[Data rows]

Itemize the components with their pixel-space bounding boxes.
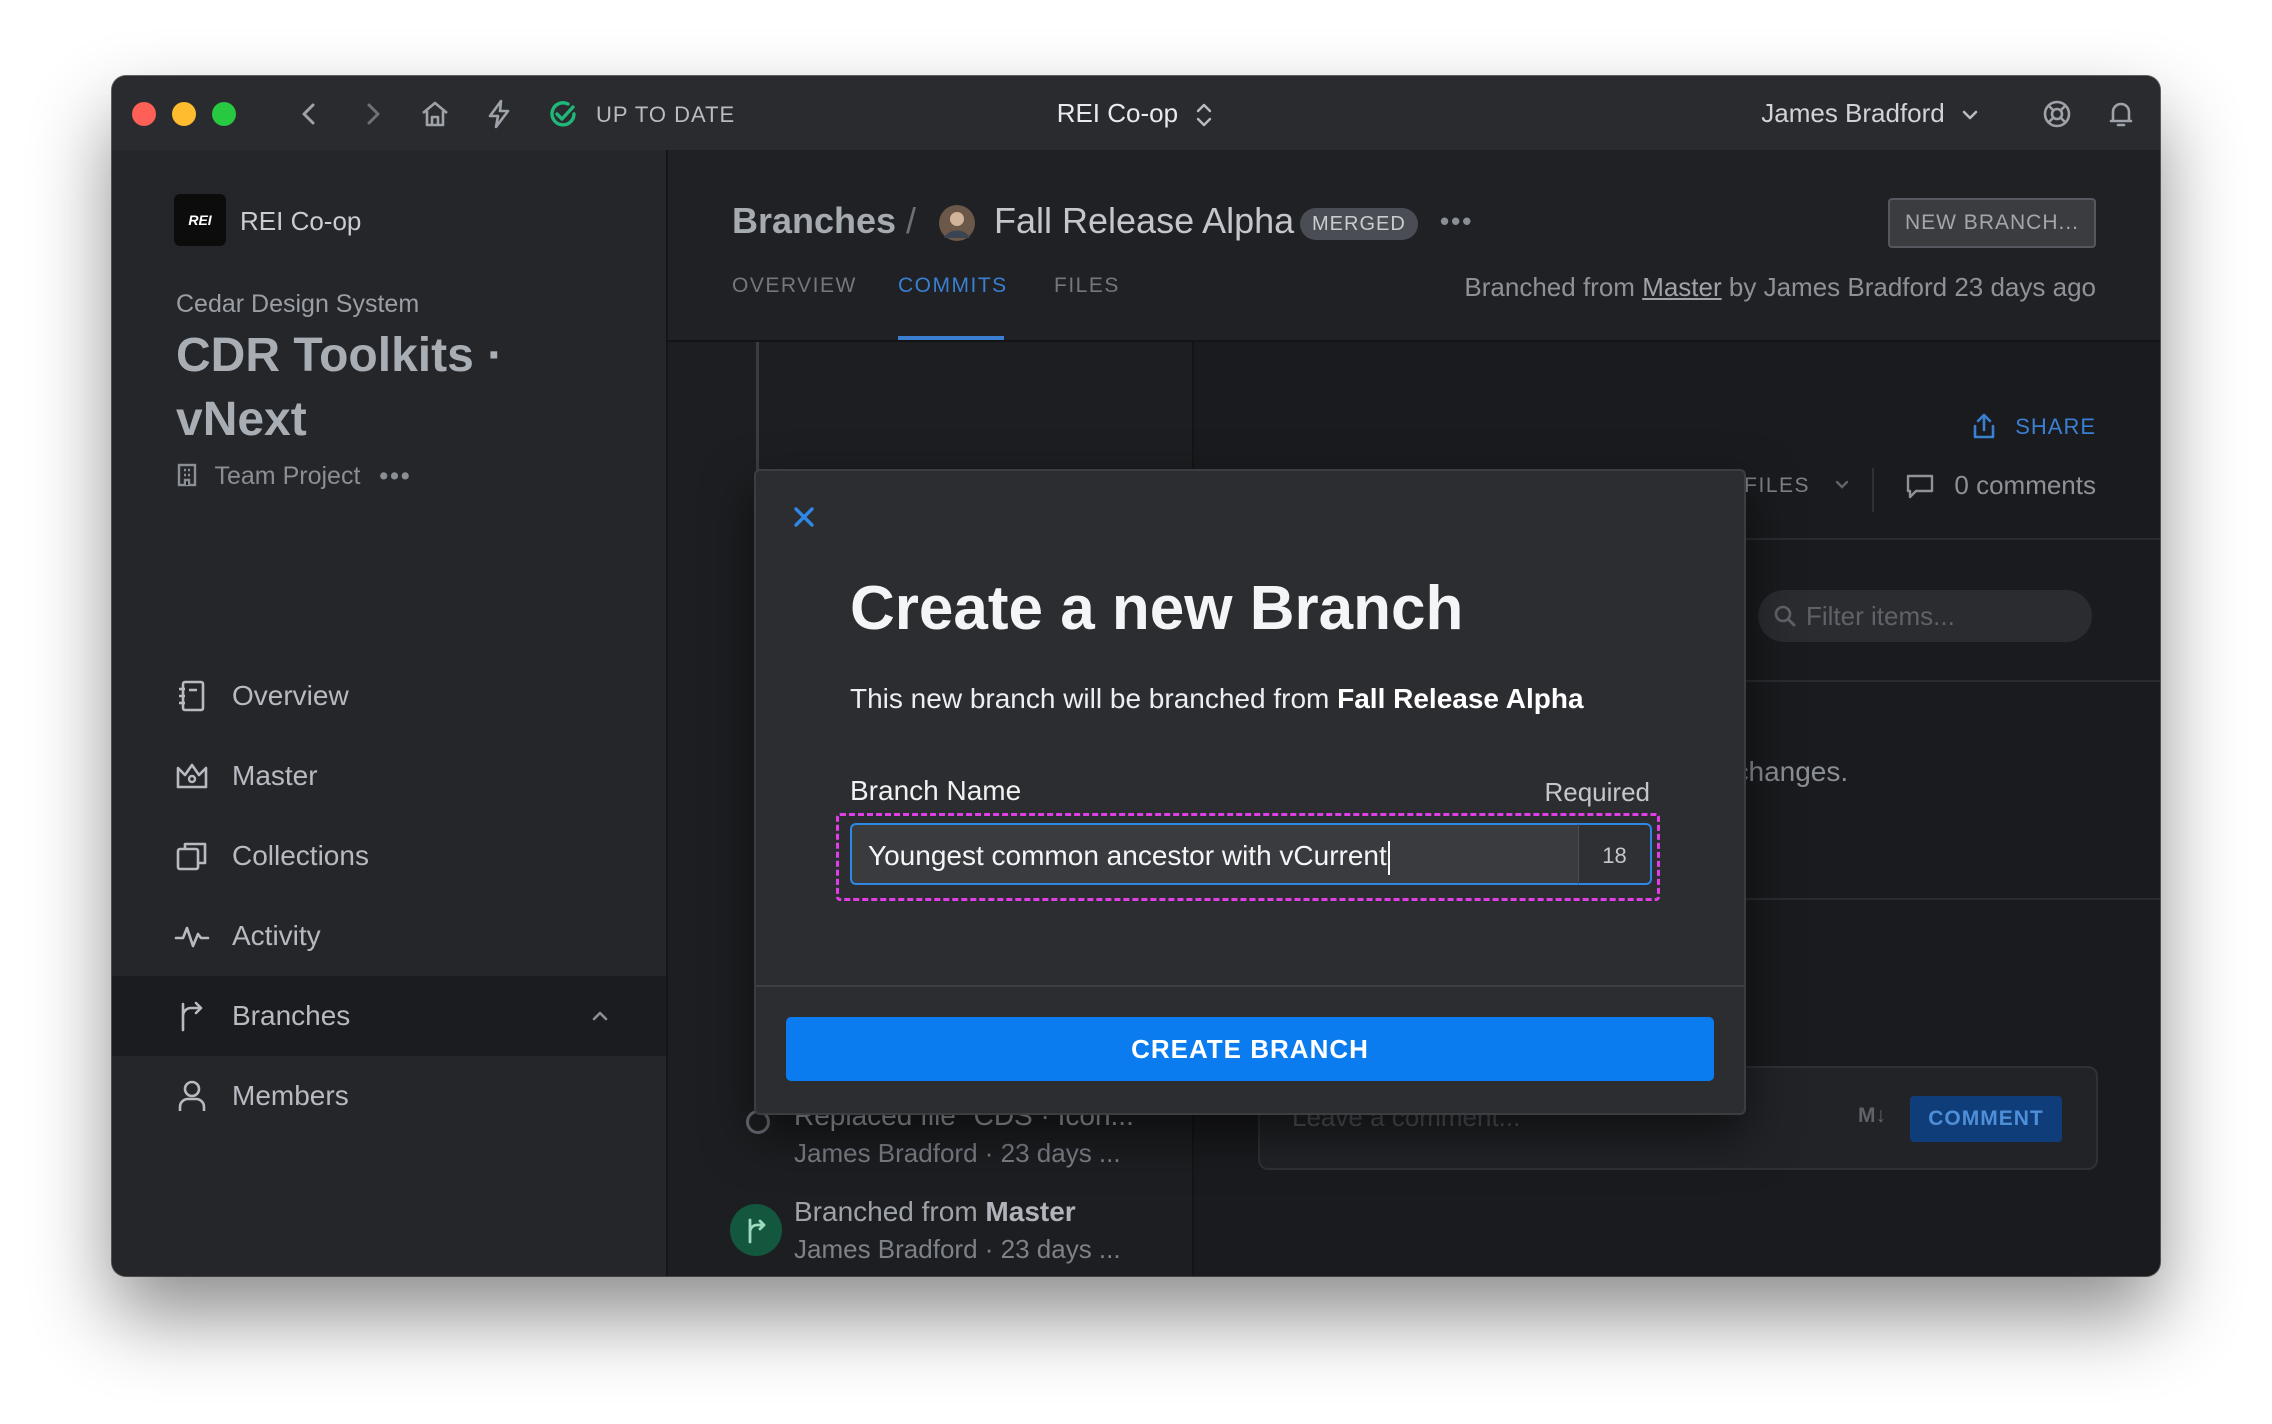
workspace-name: REI Co-op	[1056, 98, 1179, 128]
commit-meta: James Bradford · 23 days ...	[794, 1234, 1121, 1264]
person-icon	[178, 1080, 206, 1111]
dialog-title: Create a new Branch	[850, 574, 1464, 643]
active-tab-indicator	[898, 336, 1004, 340]
comments-count-label: 0 comments	[1954, 470, 2096, 500]
project-more-icon[interactable]: •••	[379, 462, 411, 490]
text-caret	[1387, 840, 1390, 875]
share-button[interactable]: SHARE	[1970, 412, 2096, 440]
status-badge: MERGED	[1300, 208, 1418, 240]
branched-suffix: by James Bradford 23 days ago	[1728, 272, 2096, 302]
activity-icon	[174, 926, 210, 948]
sidebar-item-label: Activity	[232, 920, 321, 951]
crown-icon	[176, 763, 208, 789]
help-lifebuoy-icon[interactable]	[2040, 97, 2074, 131]
sidebar-item-label: Master	[232, 760, 318, 791]
sidebar-item-label: Collections	[232, 840, 369, 871]
tab-commits[interactable]: COMMITS	[898, 274, 1008, 298]
up-down-chevron-icon	[1197, 103, 1212, 127]
sidebar-item-overview[interactable]: Overview	[112, 656, 666, 736]
tab-files[interactable]: FILES	[1054, 274, 1120, 298]
share-icon	[1973, 413, 1995, 439]
branch-title: Fall Release Alpha	[994, 200, 1295, 241]
app-window: UP TO DATE REI Co-op James Bradford REI …	[112, 76, 2160, 1276]
breadcrumb-separator: /	[906, 200, 917, 241]
collections-icon	[176, 842, 207, 871]
project-owner: Cedar Design System	[176, 290, 420, 318]
branched-source-link[interactable]: Master	[1642, 272, 1721, 302]
branch-icon	[181, 1001, 203, 1032]
markdown-icon: M↓	[1858, 1104, 1886, 1127]
notebook-icon	[179, 680, 205, 712]
commit-title-source: Master	[985, 1196, 1076, 1227]
branched-prefix: Branched from	[1464, 272, 1635, 302]
required-indicator: Required	[1544, 777, 1650, 807]
create-branch-dialog: Create a new Branch This new branch will…	[754, 469, 1746, 1115]
sidebar-item-members[interactable]: Members	[112, 1056, 666, 1136]
comment-button[interactable]: COMMENT	[1910, 1096, 2062, 1142]
breadcrumb-branches[interactable]: Branches	[732, 200, 896, 242]
chevron-up-icon[interactable]	[590, 1006, 610, 1026]
branched-from-info: Branched from Master by James Bradford 2…	[1464, 272, 2096, 303]
dialog-description: This new branch will be branched from Fa…	[850, 683, 1584, 715]
sidebar-item-collections[interactable]: Collections	[112, 816, 666, 896]
divider	[1872, 468, 1874, 512]
create-branch-button[interactable]: CREATE BRANCH	[786, 1017, 1714, 1081]
sidebar-item-label: Branches	[232, 1000, 351, 1031]
project-type: Team Project •••	[176, 462, 412, 491]
project-type-label: Team Project	[214, 462, 361, 490]
org-name[interactable]: REI Co-op	[240, 206, 361, 237]
share-label: SHARE	[2015, 414, 2096, 439]
sidebar-item-label: Overview	[232, 680, 349, 711]
user-menu[interactable]: James Bradford	[1761, 98, 1980, 129]
description-prefix: This new branch will be branched from	[850, 683, 1330, 714]
branch-origin-node	[730, 1204, 782, 1256]
branch-name-input[interactable]: Youngest common ancestor with vCurrent	[850, 823, 1578, 885]
commit-meta: James Bradford · 23 days ...	[794, 1138, 1121, 1168]
search-icon	[1774, 605, 1796, 627]
title-bar: UP TO DATE REI Co-op James Bradford	[112, 76, 2160, 152]
branch-name-label: Branch Name	[850, 775, 1022, 806]
org-logo: REI	[174, 194, 226, 246]
comment-icon	[1906, 474, 1934, 499]
user-name: James Bradford	[1761, 98, 1945, 128]
commit-title-prefix: Branched from	[794, 1196, 978, 1227]
more-options-icon[interactable]: •••	[1440, 206, 1473, 237]
bell-icon[interactable]	[2104, 97, 2138, 131]
description-source-branch: Fall Release Alpha	[1337, 683, 1584, 714]
commit-title[interactable]: Branched from Master	[794, 1196, 1076, 1228]
comments-count[interactable]: 0 comments	[1905, 470, 2096, 501]
branch-name-value: Youngest common ancestor with vCurrent	[868, 840, 1387, 871]
branch-icon	[748, 1218, 766, 1244]
dialog-divider	[756, 985, 1744, 987]
new-branch-button[interactable]: NEW BRANCH...	[1888, 198, 2096, 248]
sidebar-item-branches[interactable]: Branches	[112, 976, 666, 1056]
sidebar-item-master[interactable]: Master	[112, 736, 666, 816]
avatar	[939, 205, 975, 241]
char-remaining-count: 18	[1578, 823, 1652, 885]
filter-placeholder: Filter items...	[1806, 601, 1955, 631]
branch-header: Branches / Fall Release Alpha MERGED •••…	[668, 150, 2160, 342]
close-icon[interactable]	[786, 499, 822, 535]
filter-input[interactable]: Filter items...	[1758, 590, 2092, 642]
tab-overview[interactable]: OVERVIEW	[732, 274, 857, 298]
sidebar-item-label: Members	[232, 1080, 349, 1111]
building-icon	[177, 463, 197, 487]
sidebar-item-activity[interactable]: Activity	[112, 896, 666, 976]
sidebar: REI REI Co-op Cedar Design System CDR To…	[112, 150, 668, 1276]
chevron-down-icon	[1836, 480, 1849, 489]
chevron-down-icon	[1962, 110, 1978, 120]
project-title: CDR Toolkits · vNext	[176, 329, 504, 446]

[Brief]
Reproduce all of the material, replacing every "sidebar-item-label" with "nav-item-label" and leaving everything else unchanged. Omit the pictures from your answer.

[Completed exercise]
Itemize the components with their pixel-space bounding boxes.
workspace-name: REI Co-op	[1056, 98, 1179, 128]
commit-meta: James Bradford · 23 days ...	[794, 1234, 1121, 1264]
person-icon	[178, 1080, 206, 1111]
dialog-title: Create a new Branch	[850, 574, 1464, 643]
active-tab-indicator	[898, 336, 1004, 340]
comments-count-label: 0 comments	[1954, 470, 2096, 500]
project-more-icon[interactable]: •••	[379, 462, 411, 490]
text-caret	[1387, 840, 1390, 875]
share-button[interactable]: SHARE	[1970, 412, 2096, 440]
status-badge: MERGED	[1300, 208, 1418, 240]
branched-suffix: by James Bradford 23 days ago	[1728, 272, 2096, 302]
activity-icon	[174, 926, 210, 948]
nav-item-label: Activity	[232, 920, 321, 951]
crown-icon	[176, 763, 208, 789]
help-lifebuoy-icon[interactable]	[2040, 97, 2074, 131]
nav-item-label: Master	[232, 760, 318, 791]
nav-item-label: Collections	[232, 840, 369, 871]
tab-commits[interactable]: COMMITS	[898, 274, 1008, 298]
up-down-chevron-icon	[1197, 103, 1212, 127]
sidebar-item-overview[interactable]: Overview	[112, 656, 666, 736]
tab-files[interactable]: FILES	[1054, 274, 1120, 298]
share-icon	[1973, 413, 1995, 439]
branch-title: Fall Release Alpha	[994, 200, 1295, 241]
app-window: UP TO DATE REI Co-op James Bradford REI …	[112, 76, 2160, 1276]
breadcrumb-separator: /	[906, 200, 917, 241]
collections-icon	[176, 842, 207, 871]
project-owner: Cedar Design System	[176, 290, 420, 318]
branched-source-link[interactable]: Master	[1642, 272, 1721, 302]
branch-icon	[181, 1001, 203, 1032]
markdown-icon: M↓	[1858, 1104, 1886, 1127]
notebook-icon	[179, 680, 205, 712]
commit-title-source: Master	[985, 1196, 1076, 1227]
branched-prefix: Branched from	[1464, 272, 1635, 302]
required-indicator: Required	[1544, 777, 1650, 807]
create-branch-dialog: Create a new Branch This new branch will…	[754, 469, 1746, 1115]
sidebar-item-members[interactable]: Members	[112, 1056, 666, 1136]
comment-button[interactable]: COMMENT	[1910, 1096, 2062, 1142]
breadcrumb-branches[interactable]: Branches	[732, 200, 896, 242]
chevron-up-icon[interactable]	[590, 1006, 610, 1026]
branched-from-info: Branched from Master by James Bradford 2…	[1464, 272, 2096, 303]
dialog-description: This new branch will be branched from Fa…	[850, 683, 1584, 715]
sidebar-item-collections[interactable]: Collections	[112, 816, 666, 896]
divider	[1872, 468, 1874, 512]
create-branch-button[interactable]: CREATE BRANCH	[786, 1017, 1714, 1081]
nav-item-label: Branches	[232, 1000, 351, 1031]
project-type: Team Project •••	[176, 462, 412, 491]
project-type-label: Team Project	[214, 462, 361, 490]
org-name[interactable]: REI Co-op	[240, 206, 361, 237]
share-label: SHARE	[2015, 414, 2096, 439]
nav-item-label: Overview	[232, 680, 349, 711]
user-menu[interactable]: James Bradford	[1761, 98, 1980, 129]
description-prefix: This new branch will be branched from	[850, 683, 1330, 714]
branch-origin-node	[730, 1204, 782, 1256]
branch-name-input[interactable]: Youngest common ancestor with vCurrent	[850, 823, 1578, 885]
commit-meta: James Bradford · 23 days ...	[794, 1138, 1121, 1168]
search-icon	[1774, 605, 1796, 627]
title-bar: UP TO DATE REI Co-op James Bradford	[112, 76, 2160, 152]
branch-name-label: Branch Name	[850, 775, 1022, 806]
org-logo: REI	[174, 194, 226, 246]
comment-icon	[1906, 474, 1934, 499]
user-name: James Bradford	[1761, 98, 1945, 128]
commit-title-prefix: Branched from	[794, 1196, 978, 1227]
more-options-icon[interactable]: •••	[1440, 206, 1473, 237]
bell-icon[interactable]	[2104, 97, 2138, 131]
description-source-branch: Fall Release Alpha	[1337, 683, 1584, 714]
commit-title[interactable]: Branched from Master	[794, 1196, 1076, 1228]
comments-count[interactable]: 0 comments	[1905, 470, 2096, 501]
branch-name-value: Youngest common ancestor with vCurrent	[868, 840, 1387, 871]
branch-icon	[748, 1218, 766, 1244]
dialog-divider	[756, 985, 1744, 987]
new-branch-button[interactable]: NEW BRANCH...	[1888, 198, 2096, 248]
sidebar-item-branches[interactable]: Branches	[112, 976, 666, 1056]
sidebar-item-master[interactable]: Master	[112, 736, 666, 816]
avatar	[939, 205, 975, 241]
char-remaining-count: 18	[1578, 823, 1652, 885]
filter-placeholder: Filter items...	[1806, 601, 1955, 631]
branch-header: Branches / Fall Release Alpha MERGED •••…	[668, 150, 2160, 342]
close-icon[interactable]	[786, 499, 822, 535]
filter-input[interactable]: Filter items...	[1758, 590, 2092, 642]
tab-overview[interactable]: OVERVIEW	[732, 274, 857, 298]
nav-item-label: Members	[232, 1080, 349, 1111]
building-icon	[177, 463, 197, 487]
sidebar-item-activity[interactable]: Activity	[112, 896, 666, 976]
sidebar: REI REI Co-op Cedar Design System CDR To…	[112, 150, 668, 1276]
chevron-down-icon	[1836, 480, 1849, 489]
chevron-down-icon	[1962, 110, 1978, 120]
project-title: CDR Toolkits · vNext	[176, 329, 504, 446]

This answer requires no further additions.